OBJECTIVE
Where a line in the listing contains the string "Pole", copy that line out.

:: RECORDED DATA

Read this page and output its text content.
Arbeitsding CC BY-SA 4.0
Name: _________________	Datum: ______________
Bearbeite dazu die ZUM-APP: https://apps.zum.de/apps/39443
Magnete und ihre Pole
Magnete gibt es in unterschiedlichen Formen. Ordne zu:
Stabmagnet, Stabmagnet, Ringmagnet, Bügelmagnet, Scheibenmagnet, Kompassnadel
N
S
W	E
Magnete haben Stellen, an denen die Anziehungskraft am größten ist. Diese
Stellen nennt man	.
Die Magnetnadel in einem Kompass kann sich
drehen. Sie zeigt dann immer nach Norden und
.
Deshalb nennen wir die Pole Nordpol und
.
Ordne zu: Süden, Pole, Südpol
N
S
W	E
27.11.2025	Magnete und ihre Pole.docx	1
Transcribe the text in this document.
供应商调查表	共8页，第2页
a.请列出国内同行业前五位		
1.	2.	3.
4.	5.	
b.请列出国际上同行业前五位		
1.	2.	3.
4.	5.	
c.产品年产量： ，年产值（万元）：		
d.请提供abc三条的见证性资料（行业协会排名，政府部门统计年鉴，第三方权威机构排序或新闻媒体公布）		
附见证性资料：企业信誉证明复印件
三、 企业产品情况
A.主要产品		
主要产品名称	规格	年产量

::::

EXERCISE ANSWER
Magnete und ihre Pole
Deshalb nennen wir die Pole Nordpol und
Ordne zu: Süden, Pole, Südpol
27.11.2025	Magnete und ihre Pole.docx	1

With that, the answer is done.